Source records:
^^^^^^^^^^^^^^^^
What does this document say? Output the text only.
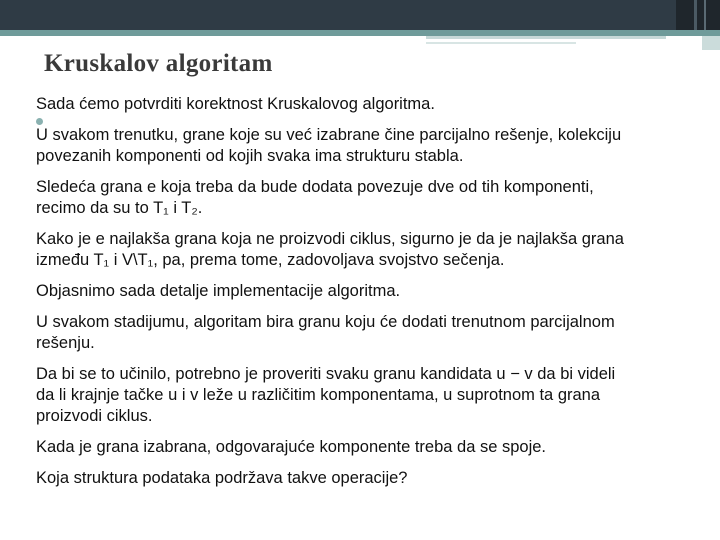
Kruskalov algoritam
Sada ćemo potvrditi korektnost Kruskalovog algoritma.
U svakom trenutku, grane koje su već izabrane čine parcijalno rešenje, kolekciju
povezanih komponenti od kojih svaka ima strukturu stabla.
Sledeća grana e koja treba da bude dodata povezuje dve od tih komponenti,
recimo da su to T₁ i T₂.
Kako je e najlakša grana koja ne proizvodi ciklus, sigurno je da je najlakša grana
između T₁ i V\T₁, pa, prema tome, zadovoljava svojstvo sečenja.
Objasnimo sada detalje implementacije algoritma.
U svakom stadijumu, algoritam bira granu koju će dodati trenutnom parcijalnom
rešenju.
Da bi se to učinilo, potrebno je proveriti svaku granu kandidata u − v da bi videli
da li krajnje tačke u i v leže u različitim komponentama, u suprotnom ta grana
proizvodi ciklus.
Kada je grana izabrana, odgovarajuće komponente treba da se spoje.
Koja struktura podataka podržava takve operacije?
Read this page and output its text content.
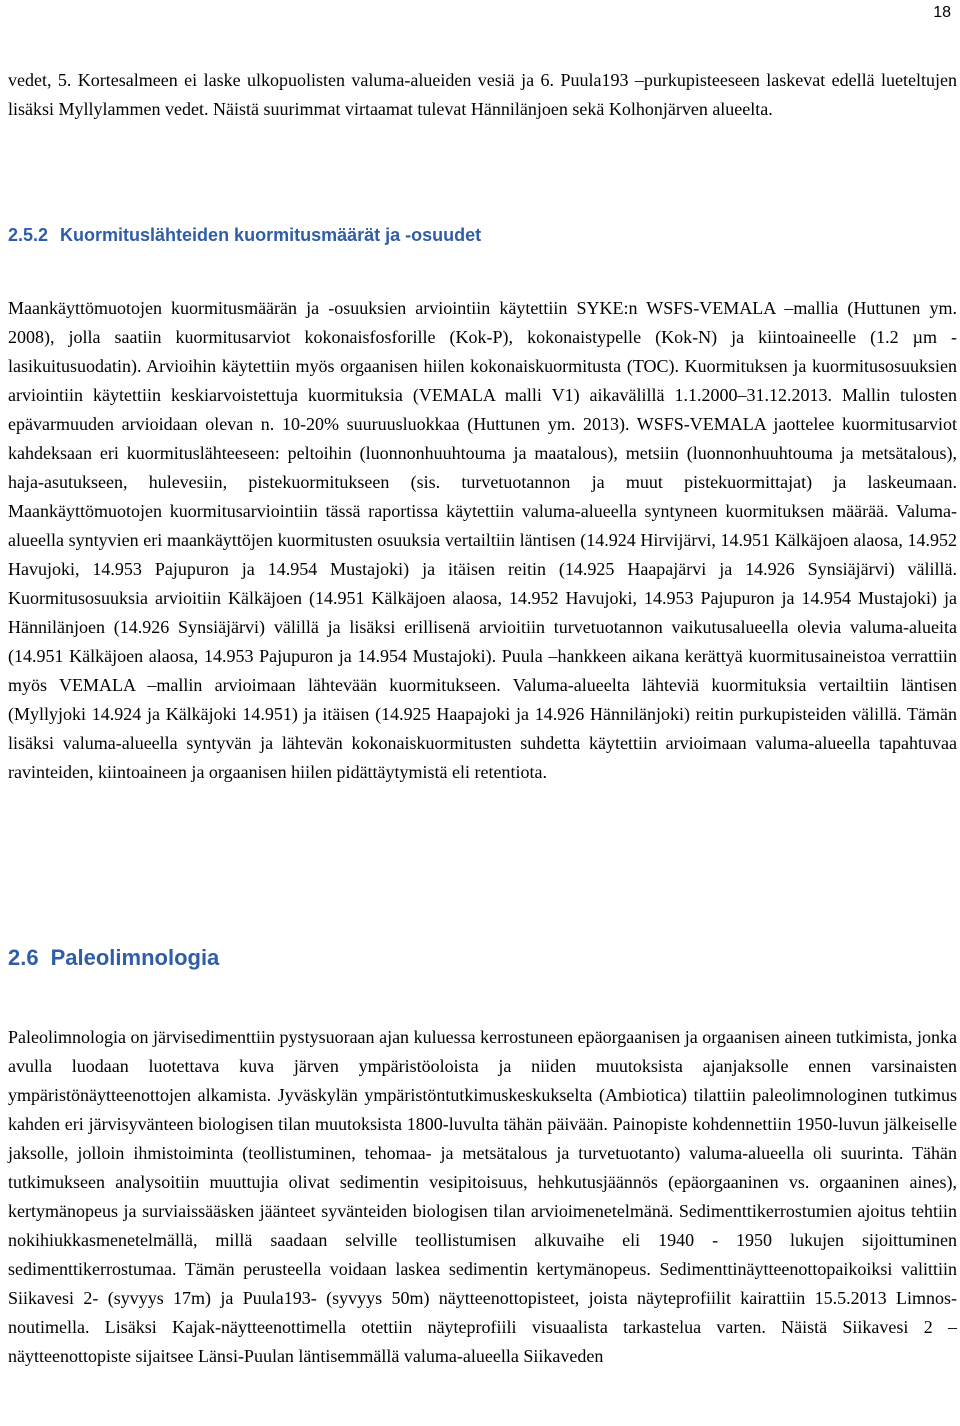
18

vedet, 5. Kortesalmeen ei laske ulkopuolisten valuma-alueiden vesiä ja 6. Puula193 –purkupisteeseen laskevat edellä lueteltujen lisäksi Myllylammen vedet. Näistä suurimmat virtaamat tulevat Hännilänjoen sekä Kolhonjärven alueelta.

2.5.2 Kuormituslähteiden kuormitusmäärät ja -osuudet

Maankäyttömuotojen kuormitusmäärän ja -osuuksien arviointiin käytettiin SYKE:n WSFS-VEMALA –mallia (Huttunen ym. 2008), jolla saatiin kuormitusarviot kokonaisfosforille (Kok-P), kokonaistypelle (Kok-N) ja kiintoaineelle (1.2 µm -lasikuitusuodatin). Arvioihin käytettiin myös orgaanisen hiilen kokonaiskuormitusta (TOC). Kuormituksen ja kuormitusosuuksien arviointiin käytettiin keskiarvoistettuja kuormituksia (VEMALA malli V1) aikavälillä 1.1.2000–31.12.2013. Mallin tulosten epävarmuuden arvioidaan olevan n. 10-20% suuruusluokkaa (Huttunen ym. 2013). WSFS-VEMALA jaottelee kuormitusarviot kahdeksaan eri kuormituslähteeseen: peltoihin (luonnonhuuhtouma ja maatalous), metsiin (luonnonhuuhtouma ja metsätalous), haja-asutukseen, hulevesiin, pistekuormitukseen (sis. turvetuotannon ja muut pistekuormittajat) ja laskeumaan. Maankäyttömuotojen kuormitusarviointiin tässä raportissa käytettiin valuma-alueella syntyneen kuormituksen määrää. Valuma-alueella syntyvien eri maankäyttöjen kuormitusten osuuksia vertailtiin läntisen (14.924 Hirvijärvi, 14.951 Kälkäjoen alaosa, 14.952 Havujoki, 14.953 Pajupuron ja 14.954 Mustajoki) ja itäisen reitin (14.925 Haapajärvi ja 14.926 Synsiäjärvi) välillä. Kuormitusosuuksia arvioitiin Kälkäjoen (14.951 Kälkäjoen alaosa, 14.952 Havujoki, 14.953 Pajupuron ja 14.954 Mustajoki) ja Hännilänjoen (14.926 Synsiäjärvi) välillä ja lisäksi erillisenä arvioitiin turvetuotannon vaikutusalueella olevia valuma-alueita (14.951 Kälkäjoen alaosa, 14.953 Pajupuron ja 14.954 Mustajoki). Puula –hankkeen aikana kerättyä kuormitusaineistoa verrattiin myös VEMALA –mallin arvioimaan lähtevään kuormitukseen. Valuma-alueelta lähteviä kuormituksia vertailtiin läntisen (Myllyjoki 14.924 ja Kälkäjoki 14.951) ja itäisen (14.925 Haapajoki ja 14.926 Hännilänjoki) reitin purkupisteiden välillä. Tämän lisäksi valuma-alueella syntyvän ja lähtevän kokonaiskuormitusten suhdetta käytettiin arvioimaan valuma-alueella tapahtuvaa ravinteiden, kiintoaineen ja orgaanisen hiilen pidättäytymistä eli retentiota.

2.6 Paleolimnologia

Paleolimnologia on järvisedimenttiin pystysuoraan ajan kuluessa kerrostuneen epäorgaanisen ja orgaanisen aineen tutkimista, jonka avulla luodaan luotettava kuva järven ympäristöoloista ja niiden muutoksista ajanjaksolle ennen varsinaisten ympäristönäytteenottojen alkamista. Jyväskylän ympäristöntutkimuskeskukselta (Ambiotica) tilattiin paleolimnologinen tutkimus kahden eri järvisyvänteen biologisen tilan muutoksista 1800-luvulta tähän päivään. Painopiste kohdennettiin 1950-luvun jälkeiselle jaksolle, jolloin ihmistoiminta (teollistuminen, tehomaa- ja metsätalous ja turvetuotanto) valuma-alueella oli suurinta. Tähän tutkimukseen analysoitiin muuttujia olivat sedimentin vesipitoisuus, hehkutusjäännös (epäorgaaninen vs. orgaaninen aines), kertymänopeus ja surviaissääsken jäänteet syvänteiden biologisen tilan arvioimenetelmänä. Sedimenttikerrostumien ajoitus tehtiin nokihiukkasmenetelmällä, millä saadaan selville teollistumisen alkuvaihe eli 1940 - 1950 lukujen sijoittuminen sedimenttikerrostumaa. Tämän perusteella voidaan laskea sedimentin kertymänopeus. Sedimenttinäytteenottopaikoiksi valittiin Siikavesi 2- (syvyys 17m) ja Puula193- (syvyys 50m) näytteenottopisteet, joista näyteprofiilit kairattiin 15.5.2013 Limnos-noutimella. Lisäksi Kajak-näytteenottimella otettiin näyteprofiili visuaalista tarkastelua varten. Näistä Siikavesi 2 –näytteenottopiste sijaitsee Länsi-Puulan läntisemmällä valuma-alueella Siikaveden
^^^^^^^^^^^^^^^^
> Your goal
Return every line above that contains the word "algoritma".

> Answer to the problem
Sada ćemo potvrditi korektnost Kruskalovog algoritma.
Objasnimo sada detalje implementacije algoritma.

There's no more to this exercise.